▶ TASK TO COMPLETE: Gather each line in the entries that includes the string "برای".

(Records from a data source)
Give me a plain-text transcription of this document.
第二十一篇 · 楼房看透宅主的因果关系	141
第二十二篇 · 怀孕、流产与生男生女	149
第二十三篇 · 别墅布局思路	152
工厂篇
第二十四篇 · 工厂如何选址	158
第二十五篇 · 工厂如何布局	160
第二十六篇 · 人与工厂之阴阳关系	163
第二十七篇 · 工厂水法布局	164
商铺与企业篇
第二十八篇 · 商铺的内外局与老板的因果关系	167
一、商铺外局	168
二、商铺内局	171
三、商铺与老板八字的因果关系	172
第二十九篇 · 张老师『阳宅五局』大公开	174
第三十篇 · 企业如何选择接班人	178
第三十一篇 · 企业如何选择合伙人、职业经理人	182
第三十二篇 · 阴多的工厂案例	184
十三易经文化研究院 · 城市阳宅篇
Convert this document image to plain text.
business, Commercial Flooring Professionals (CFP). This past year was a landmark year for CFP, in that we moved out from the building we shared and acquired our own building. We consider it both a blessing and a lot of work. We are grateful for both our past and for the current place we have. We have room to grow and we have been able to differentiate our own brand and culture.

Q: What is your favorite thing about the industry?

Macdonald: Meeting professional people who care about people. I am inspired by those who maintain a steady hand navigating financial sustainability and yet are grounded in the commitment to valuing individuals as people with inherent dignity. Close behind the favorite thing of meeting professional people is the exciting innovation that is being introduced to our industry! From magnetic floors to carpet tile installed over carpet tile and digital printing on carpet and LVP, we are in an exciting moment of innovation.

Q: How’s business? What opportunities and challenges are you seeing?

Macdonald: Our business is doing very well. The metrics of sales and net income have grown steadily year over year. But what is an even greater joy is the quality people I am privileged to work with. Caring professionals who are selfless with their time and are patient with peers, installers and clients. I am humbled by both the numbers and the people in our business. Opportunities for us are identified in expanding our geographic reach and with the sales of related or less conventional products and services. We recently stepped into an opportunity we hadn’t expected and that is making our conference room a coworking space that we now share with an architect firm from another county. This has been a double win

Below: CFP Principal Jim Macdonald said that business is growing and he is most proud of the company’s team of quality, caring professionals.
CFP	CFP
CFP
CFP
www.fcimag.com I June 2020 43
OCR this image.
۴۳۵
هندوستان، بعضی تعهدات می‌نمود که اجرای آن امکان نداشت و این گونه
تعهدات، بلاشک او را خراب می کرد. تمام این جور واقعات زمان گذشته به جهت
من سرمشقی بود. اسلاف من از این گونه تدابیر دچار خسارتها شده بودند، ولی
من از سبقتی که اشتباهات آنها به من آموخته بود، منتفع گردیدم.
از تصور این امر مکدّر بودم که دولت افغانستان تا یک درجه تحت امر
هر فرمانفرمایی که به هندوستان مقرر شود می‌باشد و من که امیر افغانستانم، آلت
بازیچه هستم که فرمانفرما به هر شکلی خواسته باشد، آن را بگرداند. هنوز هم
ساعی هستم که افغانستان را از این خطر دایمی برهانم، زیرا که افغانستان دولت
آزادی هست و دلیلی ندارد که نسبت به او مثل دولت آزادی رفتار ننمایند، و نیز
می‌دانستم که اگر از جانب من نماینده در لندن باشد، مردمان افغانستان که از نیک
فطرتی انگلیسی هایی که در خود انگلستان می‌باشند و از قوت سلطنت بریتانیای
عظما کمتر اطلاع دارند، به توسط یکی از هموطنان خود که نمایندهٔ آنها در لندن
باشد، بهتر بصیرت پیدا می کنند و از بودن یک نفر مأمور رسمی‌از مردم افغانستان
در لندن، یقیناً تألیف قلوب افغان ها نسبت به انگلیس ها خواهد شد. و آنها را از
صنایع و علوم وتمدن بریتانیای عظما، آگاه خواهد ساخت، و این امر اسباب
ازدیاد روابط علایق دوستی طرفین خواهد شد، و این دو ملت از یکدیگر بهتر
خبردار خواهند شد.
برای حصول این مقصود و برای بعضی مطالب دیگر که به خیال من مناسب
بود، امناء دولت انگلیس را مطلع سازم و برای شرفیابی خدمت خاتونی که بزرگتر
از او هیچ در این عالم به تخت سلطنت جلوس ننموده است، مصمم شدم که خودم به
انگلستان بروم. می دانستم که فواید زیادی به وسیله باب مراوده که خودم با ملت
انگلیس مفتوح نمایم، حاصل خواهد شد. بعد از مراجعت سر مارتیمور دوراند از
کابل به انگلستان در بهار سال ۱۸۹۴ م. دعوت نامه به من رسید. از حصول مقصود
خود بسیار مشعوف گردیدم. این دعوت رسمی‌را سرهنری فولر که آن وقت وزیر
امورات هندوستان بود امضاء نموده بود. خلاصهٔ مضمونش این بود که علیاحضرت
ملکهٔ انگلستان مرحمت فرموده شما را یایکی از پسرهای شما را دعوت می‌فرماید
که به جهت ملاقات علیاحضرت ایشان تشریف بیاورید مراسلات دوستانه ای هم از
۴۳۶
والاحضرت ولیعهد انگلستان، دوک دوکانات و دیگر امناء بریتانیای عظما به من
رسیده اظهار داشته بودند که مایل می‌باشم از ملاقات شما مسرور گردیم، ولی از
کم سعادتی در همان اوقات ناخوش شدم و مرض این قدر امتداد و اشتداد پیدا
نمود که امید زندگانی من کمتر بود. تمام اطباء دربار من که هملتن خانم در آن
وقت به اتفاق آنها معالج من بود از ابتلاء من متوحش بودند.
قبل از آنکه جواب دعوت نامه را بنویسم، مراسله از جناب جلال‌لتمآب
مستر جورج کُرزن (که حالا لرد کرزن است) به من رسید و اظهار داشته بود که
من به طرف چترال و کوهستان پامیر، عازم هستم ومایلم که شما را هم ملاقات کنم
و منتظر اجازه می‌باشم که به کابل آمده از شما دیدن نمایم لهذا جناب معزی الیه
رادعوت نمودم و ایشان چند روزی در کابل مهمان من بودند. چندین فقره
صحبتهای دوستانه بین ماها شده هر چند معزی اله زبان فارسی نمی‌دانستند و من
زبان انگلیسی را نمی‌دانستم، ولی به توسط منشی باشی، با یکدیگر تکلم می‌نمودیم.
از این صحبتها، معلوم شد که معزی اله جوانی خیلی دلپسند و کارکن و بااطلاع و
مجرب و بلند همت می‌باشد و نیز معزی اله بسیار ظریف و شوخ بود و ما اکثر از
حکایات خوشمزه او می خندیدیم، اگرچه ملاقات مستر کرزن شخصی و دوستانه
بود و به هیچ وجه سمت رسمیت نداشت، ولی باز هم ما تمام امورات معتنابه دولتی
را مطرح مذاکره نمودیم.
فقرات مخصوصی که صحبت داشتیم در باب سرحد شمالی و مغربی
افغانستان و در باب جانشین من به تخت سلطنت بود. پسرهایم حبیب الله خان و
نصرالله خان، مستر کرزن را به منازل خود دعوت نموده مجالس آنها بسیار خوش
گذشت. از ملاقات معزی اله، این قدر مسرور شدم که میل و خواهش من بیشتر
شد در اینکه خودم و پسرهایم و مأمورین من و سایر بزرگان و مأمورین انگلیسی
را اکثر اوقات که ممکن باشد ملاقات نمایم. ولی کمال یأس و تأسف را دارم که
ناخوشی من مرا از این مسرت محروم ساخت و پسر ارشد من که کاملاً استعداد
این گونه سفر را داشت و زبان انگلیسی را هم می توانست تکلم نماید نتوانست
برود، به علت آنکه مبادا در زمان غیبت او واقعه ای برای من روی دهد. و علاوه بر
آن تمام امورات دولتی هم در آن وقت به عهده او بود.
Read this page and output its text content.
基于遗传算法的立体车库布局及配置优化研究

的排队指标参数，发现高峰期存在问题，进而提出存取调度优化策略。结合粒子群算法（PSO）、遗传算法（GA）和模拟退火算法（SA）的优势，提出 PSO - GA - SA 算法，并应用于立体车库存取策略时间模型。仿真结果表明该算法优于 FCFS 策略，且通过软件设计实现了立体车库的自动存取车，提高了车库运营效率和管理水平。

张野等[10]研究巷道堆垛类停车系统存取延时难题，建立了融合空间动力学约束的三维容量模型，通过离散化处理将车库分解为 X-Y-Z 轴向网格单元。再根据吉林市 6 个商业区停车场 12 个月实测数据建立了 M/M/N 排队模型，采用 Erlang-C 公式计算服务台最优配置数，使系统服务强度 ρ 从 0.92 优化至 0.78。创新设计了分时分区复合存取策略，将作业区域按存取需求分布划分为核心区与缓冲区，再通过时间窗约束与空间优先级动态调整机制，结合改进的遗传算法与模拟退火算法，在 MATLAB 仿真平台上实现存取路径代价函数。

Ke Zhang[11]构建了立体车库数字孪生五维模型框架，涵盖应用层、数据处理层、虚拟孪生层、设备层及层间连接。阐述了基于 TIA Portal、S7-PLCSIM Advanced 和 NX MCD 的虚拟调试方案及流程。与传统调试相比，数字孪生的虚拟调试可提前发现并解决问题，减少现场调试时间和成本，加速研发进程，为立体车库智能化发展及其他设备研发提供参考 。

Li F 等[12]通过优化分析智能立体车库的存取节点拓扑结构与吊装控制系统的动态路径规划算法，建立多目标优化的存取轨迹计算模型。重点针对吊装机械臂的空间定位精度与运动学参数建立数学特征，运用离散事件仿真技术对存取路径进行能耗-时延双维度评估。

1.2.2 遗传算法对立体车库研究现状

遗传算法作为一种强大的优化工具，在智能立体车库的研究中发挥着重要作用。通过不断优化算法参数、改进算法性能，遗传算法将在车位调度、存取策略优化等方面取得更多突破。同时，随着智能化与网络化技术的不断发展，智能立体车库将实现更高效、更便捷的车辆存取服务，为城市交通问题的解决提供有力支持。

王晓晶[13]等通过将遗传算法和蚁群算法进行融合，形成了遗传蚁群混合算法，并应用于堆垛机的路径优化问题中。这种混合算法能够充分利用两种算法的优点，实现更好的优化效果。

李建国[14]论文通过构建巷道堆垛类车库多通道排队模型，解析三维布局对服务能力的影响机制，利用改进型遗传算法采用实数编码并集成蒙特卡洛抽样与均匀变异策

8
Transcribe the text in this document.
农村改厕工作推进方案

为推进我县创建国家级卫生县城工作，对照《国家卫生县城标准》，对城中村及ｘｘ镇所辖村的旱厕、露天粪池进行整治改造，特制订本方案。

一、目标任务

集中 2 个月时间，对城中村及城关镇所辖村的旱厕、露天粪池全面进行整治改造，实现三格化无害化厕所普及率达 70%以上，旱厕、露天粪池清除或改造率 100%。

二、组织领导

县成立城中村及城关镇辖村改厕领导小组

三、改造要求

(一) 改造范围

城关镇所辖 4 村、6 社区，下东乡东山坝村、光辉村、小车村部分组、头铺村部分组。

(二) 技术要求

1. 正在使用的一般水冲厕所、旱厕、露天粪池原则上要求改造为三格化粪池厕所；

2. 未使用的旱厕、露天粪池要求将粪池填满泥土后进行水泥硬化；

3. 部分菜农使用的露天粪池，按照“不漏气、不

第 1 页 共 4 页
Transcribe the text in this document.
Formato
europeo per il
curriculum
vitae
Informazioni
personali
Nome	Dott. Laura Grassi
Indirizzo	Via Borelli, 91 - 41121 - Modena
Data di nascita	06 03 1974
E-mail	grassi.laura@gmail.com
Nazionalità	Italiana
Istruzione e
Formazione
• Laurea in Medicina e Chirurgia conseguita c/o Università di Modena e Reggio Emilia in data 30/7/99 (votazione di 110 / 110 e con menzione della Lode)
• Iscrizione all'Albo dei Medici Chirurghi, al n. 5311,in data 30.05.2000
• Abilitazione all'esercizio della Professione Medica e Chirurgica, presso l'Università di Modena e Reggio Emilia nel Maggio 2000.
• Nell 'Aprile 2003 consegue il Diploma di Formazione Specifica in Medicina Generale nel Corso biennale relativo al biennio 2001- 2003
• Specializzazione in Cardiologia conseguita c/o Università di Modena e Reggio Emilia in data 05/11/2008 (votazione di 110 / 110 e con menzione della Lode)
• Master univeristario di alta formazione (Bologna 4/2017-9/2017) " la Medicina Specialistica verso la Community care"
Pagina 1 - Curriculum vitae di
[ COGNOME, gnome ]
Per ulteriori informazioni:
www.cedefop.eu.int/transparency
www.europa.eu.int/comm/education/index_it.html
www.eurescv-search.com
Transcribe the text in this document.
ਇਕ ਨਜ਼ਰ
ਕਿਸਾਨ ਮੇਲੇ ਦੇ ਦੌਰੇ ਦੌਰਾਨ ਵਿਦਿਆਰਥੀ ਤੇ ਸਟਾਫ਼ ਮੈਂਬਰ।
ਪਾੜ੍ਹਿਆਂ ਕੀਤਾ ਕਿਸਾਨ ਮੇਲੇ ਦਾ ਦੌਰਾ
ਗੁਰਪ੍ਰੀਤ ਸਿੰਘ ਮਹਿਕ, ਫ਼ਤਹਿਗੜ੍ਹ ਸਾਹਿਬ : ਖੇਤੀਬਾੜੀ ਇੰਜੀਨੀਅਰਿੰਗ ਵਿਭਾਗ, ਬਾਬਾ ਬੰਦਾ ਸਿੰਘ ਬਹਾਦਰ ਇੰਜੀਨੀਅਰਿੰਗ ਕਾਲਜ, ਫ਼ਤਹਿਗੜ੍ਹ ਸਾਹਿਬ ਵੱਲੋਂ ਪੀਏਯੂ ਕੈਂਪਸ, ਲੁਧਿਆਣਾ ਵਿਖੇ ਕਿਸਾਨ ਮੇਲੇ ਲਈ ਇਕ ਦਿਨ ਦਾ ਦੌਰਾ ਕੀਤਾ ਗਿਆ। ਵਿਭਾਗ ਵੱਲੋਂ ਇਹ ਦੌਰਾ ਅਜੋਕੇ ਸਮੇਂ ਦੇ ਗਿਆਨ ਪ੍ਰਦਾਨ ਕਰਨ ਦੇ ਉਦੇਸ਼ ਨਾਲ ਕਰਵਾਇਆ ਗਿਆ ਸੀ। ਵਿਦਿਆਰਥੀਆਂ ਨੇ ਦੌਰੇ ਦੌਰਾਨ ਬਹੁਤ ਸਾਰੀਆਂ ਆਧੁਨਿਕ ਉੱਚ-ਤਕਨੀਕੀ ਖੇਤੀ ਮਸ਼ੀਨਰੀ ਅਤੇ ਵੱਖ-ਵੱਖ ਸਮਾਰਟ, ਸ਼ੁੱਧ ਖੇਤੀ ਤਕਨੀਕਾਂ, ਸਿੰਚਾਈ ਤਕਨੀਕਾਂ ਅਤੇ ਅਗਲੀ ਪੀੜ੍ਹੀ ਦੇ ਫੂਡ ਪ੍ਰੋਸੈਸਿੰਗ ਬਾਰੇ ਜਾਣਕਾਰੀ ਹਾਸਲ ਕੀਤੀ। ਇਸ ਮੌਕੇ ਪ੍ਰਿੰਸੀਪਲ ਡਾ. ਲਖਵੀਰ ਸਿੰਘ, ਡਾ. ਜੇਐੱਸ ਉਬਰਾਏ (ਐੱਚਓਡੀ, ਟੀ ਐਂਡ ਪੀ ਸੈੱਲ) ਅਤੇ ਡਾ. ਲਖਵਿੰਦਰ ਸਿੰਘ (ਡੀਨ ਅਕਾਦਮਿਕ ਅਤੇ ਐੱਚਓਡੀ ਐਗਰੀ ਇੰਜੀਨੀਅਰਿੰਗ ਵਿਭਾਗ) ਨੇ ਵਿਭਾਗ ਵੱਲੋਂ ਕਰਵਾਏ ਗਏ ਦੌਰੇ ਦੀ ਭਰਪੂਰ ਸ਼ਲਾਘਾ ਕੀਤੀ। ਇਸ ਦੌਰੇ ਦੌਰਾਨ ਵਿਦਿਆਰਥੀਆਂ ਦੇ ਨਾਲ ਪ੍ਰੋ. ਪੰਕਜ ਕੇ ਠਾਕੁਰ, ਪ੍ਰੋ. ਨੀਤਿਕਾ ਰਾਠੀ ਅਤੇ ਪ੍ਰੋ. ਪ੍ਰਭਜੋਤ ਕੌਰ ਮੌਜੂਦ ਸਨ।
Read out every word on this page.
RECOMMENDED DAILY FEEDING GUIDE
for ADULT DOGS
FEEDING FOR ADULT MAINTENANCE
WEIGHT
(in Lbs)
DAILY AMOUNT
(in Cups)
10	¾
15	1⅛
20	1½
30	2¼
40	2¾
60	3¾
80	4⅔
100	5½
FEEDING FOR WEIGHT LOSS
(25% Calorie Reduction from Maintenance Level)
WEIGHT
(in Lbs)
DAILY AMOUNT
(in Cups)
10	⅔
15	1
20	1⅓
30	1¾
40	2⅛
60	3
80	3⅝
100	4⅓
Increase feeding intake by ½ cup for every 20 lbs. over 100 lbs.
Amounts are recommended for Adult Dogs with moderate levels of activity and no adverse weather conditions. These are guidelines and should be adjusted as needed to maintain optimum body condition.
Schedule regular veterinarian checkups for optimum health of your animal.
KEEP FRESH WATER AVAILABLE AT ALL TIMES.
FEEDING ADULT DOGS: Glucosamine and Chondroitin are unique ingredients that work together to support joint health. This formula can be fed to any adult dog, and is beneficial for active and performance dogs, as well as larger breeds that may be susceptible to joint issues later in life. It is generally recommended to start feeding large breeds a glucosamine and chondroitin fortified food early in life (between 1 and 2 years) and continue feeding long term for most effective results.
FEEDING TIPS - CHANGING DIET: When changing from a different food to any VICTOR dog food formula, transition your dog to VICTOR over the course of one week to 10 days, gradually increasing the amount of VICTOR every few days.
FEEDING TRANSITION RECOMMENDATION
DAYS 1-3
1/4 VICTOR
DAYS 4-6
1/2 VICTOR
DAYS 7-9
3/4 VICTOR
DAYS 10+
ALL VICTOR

▶ REPLY:
برای حصول این مقصود و برای بعضی مطالب دیگر که به خیال من مناسب
بود، امناء دولت انگلیس را مطلع سازم و برای شرفیابی خدمت خاتونی که بزرگتر
برود، به علت آنکه مبادا در زمان غیبت او واقعه ای برای من روی دهد. و علاوه بر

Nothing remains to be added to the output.